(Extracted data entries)
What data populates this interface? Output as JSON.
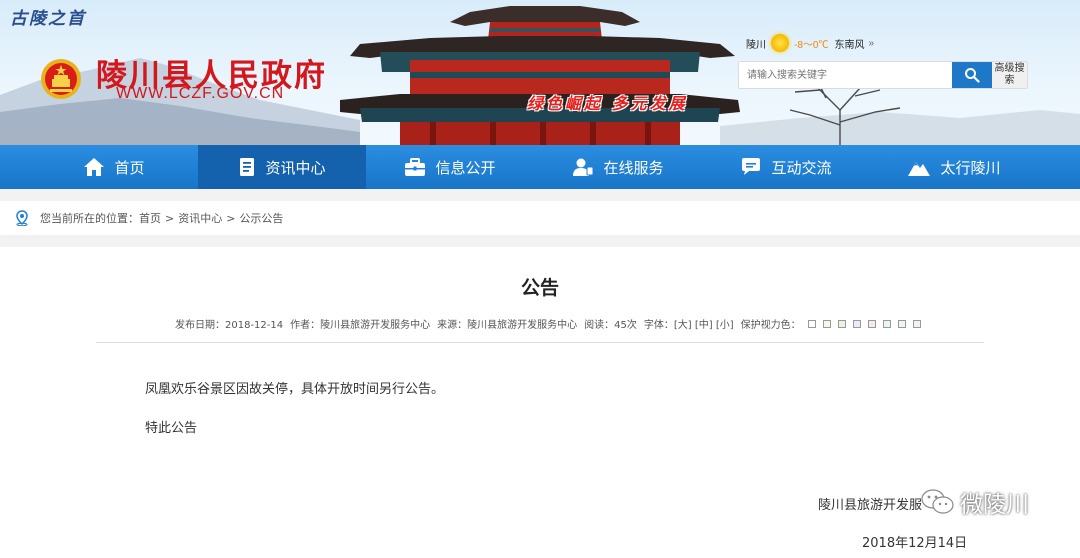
{
  "header": {
    "slogan_top": "古陵之首",
    "site_title": "陵川县人民政府",
    "site_url": "WWW.LCZF.GOV.CN",
    "slogan_red": "绿色崛起 多元发展",
    "weather": {
      "city": "陵川",
      "temp": "-8～0℃",
      "wind": "东南风",
      "icon": "sun-icon"
    },
    "search": {
      "placeholder": "请输入搜索关键字",
      "button_icon": "search-icon",
      "advanced": "高级搜索"
    }
  },
  "nav": {
    "items": [
      {
        "label": "首页",
        "icon": "home-icon"
      },
      {
        "label": "资讯中心",
        "icon": "document-icon",
        "active": true
      },
      {
        "label": "信息公开",
        "icon": "briefcase-icon"
      },
      {
        "label": "在线服务",
        "icon": "user-service-icon"
      },
      {
        "label": "互动交流",
        "icon": "chat-icon"
      },
      {
        "label": "太行陵川",
        "icon": "mountain-icon"
      }
    ]
  },
  "breadcrumb": {
    "prefix": "您当前所在的位置：",
    "items": [
      "首页",
      "资讯中心",
      "公示公告"
    ],
    "separator": ">"
  },
  "article": {
    "title": "公告",
    "meta": {
      "publish_date": "发布日期：2018-12-14",
      "author": "作者：陵川县旅游开发服务中心",
      "source": "来源：陵川县旅游开发服务中心",
      "views": "阅读：45次",
      "font_label": "字体：",
      "font_sizes": [
        "[大]",
        "[中]",
        "[小]"
      ],
      "eye_care_label": "保护视力色：",
      "eye_care_colors": [
        "#ffffff",
        "#faf5e6",
        "#e8f3e0",
        "#e8ecf8",
        "#f3e9f0",
        "#eaf4f0",
        "#eef5f8",
        "#f2f2f2"
      ]
    },
    "paragraphs": [
      "凤凰欢乐谷景区因故关停，具体开放时间另行公告。",
      "特此公告"
    ],
    "signer": "陵川县旅游开发服",
    "date": "2018年12月14日"
  },
  "watermark": {
    "text": "微陵川",
    "icon": "wechat-icon"
  }
}
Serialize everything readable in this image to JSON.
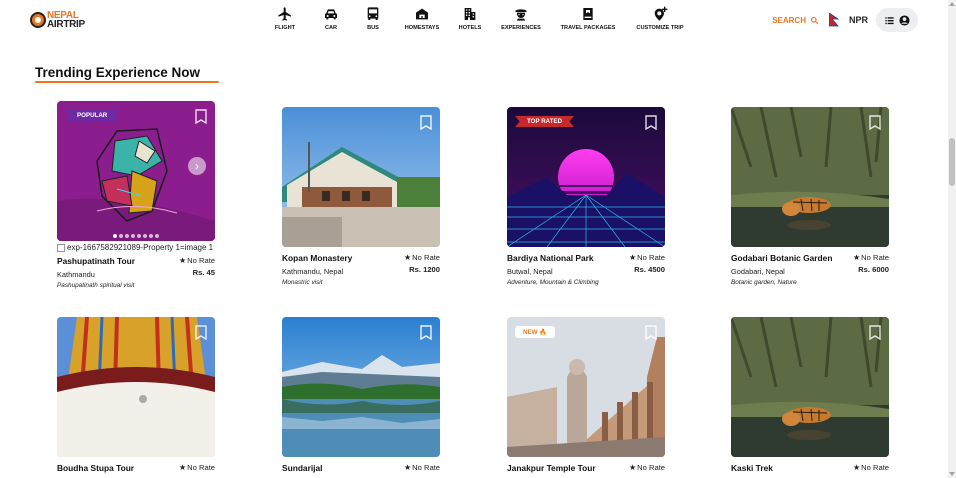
{
  "brand": {
    "line1": "NEPAL",
    "line2": "AIRTRIP"
  },
  "nav": {
    "items": [
      {
        "label": "FLIGHT",
        "icon": "plane-icon"
      },
      {
        "label": "CAR",
        "icon": "car-icon"
      },
      {
        "label": "BUS",
        "icon": "bus-icon"
      },
      {
        "label": "HOMESTAYS",
        "icon": "house-icon"
      },
      {
        "label": "HOTELS",
        "icon": "building-icon"
      },
      {
        "label": "EXPERIENCES",
        "icon": "explorer-icon"
      },
      {
        "label": "TRAVEL PACKAGES",
        "icon": "package-icon"
      },
      {
        "label": "CUSTOMIZE TRIP",
        "icon": "map-pin-plus-icon"
      }
    ]
  },
  "header": {
    "search_label": "SEARCH",
    "currency": "NPR"
  },
  "section": {
    "title": "Trending Experience Now"
  },
  "cards": [
    {
      "name": "Pashupatinath Tour",
      "rating": "No Rate",
      "location": "Kathmandu",
      "price": "Rs. 45",
      "tags": "Pashupatinath spiritual visit",
      "badge": "POPULAR",
      "alt": "exp-1667582921089-Property 1=image 1"
    },
    {
      "name": "Kopan Monastery",
      "rating": "No Rate",
      "location": "Kathmandu, Nepal",
      "price": "Rs. 1200",
      "tags": "Monastric visit"
    },
    {
      "name": "Bardiya National Park",
      "rating": "No Rate",
      "location": "Butwal, Nepal",
      "price": "Rs. 4500",
      "tags": "Adventure, Mountain & Climbing",
      "badge": "TOP RATED"
    },
    {
      "name": "Godabari Botanic Garden",
      "rating": "No Rate",
      "location": "Godabari, Nepal",
      "price": "Rs. 6000",
      "tags": "Botanic garden, Nature"
    },
    {
      "name": "Boudha Stupa Tour",
      "rating": "No Rate"
    },
    {
      "name": "Sundarijal",
      "rating": "No Rate"
    },
    {
      "name": "Janakpur Temple Tour",
      "rating": "No Rate",
      "badge": "NEW 🔥"
    },
    {
      "name": "Kaski Trek",
      "rating": "No Rate"
    }
  ],
  "colors": {
    "accent": "#e87722",
    "popular": "#6e2aa3",
    "toprated": "#c8272c"
  }
}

Written problem> Within the data above, pick out all lines holding the word "badge".

Solution to this task>
      "badge": "POPULAR",
      "badge": "TOP RATED"
      "badge": "NEW 🔥"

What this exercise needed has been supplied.